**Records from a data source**
++++++++++++++++++++

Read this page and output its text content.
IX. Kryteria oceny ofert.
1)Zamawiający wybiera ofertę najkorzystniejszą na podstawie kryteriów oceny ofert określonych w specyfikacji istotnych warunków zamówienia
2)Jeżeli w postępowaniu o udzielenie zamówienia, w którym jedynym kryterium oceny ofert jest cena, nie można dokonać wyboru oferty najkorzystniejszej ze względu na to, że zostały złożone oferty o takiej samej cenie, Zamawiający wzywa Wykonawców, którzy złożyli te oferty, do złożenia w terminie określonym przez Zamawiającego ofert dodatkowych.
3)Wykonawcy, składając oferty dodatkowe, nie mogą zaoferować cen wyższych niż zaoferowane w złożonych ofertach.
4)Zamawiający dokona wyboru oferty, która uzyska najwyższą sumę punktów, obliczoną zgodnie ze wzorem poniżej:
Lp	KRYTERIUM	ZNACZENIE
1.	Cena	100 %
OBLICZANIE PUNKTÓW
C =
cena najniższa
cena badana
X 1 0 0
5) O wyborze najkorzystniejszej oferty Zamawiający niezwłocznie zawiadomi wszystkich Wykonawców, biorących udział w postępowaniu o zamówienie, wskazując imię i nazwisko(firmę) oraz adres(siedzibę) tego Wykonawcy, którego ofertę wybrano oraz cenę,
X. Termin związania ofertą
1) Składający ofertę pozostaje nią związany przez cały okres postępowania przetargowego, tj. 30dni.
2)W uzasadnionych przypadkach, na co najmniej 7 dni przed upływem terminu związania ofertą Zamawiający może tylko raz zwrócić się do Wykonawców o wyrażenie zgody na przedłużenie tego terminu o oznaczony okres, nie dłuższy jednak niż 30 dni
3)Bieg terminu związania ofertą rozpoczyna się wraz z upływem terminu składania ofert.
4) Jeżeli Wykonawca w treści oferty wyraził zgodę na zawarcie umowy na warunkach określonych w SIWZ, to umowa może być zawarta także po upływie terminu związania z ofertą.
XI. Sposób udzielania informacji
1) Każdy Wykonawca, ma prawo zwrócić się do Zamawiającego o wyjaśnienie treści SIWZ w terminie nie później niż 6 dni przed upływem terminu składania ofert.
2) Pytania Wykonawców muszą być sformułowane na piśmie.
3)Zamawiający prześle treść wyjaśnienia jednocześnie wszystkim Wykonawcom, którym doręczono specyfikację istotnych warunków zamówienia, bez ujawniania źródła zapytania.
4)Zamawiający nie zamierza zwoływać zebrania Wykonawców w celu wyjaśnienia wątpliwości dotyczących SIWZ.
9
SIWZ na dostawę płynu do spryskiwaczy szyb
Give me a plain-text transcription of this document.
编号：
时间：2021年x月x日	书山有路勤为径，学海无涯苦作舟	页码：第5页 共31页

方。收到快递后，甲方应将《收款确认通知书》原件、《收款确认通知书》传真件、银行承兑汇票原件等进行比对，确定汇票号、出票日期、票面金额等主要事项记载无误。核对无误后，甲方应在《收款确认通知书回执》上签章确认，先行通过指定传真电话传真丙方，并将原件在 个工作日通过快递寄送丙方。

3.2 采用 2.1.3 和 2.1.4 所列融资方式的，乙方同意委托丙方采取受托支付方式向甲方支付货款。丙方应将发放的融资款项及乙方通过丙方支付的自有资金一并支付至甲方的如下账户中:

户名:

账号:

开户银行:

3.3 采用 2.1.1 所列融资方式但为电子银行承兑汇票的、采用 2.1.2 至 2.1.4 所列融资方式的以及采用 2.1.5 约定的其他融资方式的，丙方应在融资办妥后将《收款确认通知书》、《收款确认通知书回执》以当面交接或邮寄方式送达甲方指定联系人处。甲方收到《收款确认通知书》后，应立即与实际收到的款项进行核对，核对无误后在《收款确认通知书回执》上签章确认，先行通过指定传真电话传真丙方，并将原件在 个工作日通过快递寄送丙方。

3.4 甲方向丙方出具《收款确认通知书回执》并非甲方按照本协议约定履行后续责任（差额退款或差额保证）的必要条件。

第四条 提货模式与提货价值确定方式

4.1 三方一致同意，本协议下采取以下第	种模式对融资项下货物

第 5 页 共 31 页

++++++++++++++++++++

**EXERCISE DETAILS**
Filter the listing for the word "zamówienia" and copy every line that holds it.

**SOLUTION TO THIS TASK**
1)Zamawiający wybiera ofertę najkorzystniejszą na podstawie kryteriów oceny ofert określonych w specyfikacji istotnych warunków zamówienia
2)Jeżeli w postępowaniu o udzielenie zamówienia, w którym jedynym kryterium oceny ofert jest cena, nie można dokonać wyboru oferty najkorzystniejszej ze względu na to, że zostały złożone oferty o takiej samej cenie, Zamawiający wzywa Wykonawców, którzy złożyli te oferty, do złożenia w terminie określonym przez Zamawiającego ofert dodatkowych.
3)Zamawiający prześle treść wyjaśnienia jednocześnie wszystkim Wykonawcom, którym doręczono specyfikację istotnych warunków zamówienia, bez ujawniania źródła zapytania.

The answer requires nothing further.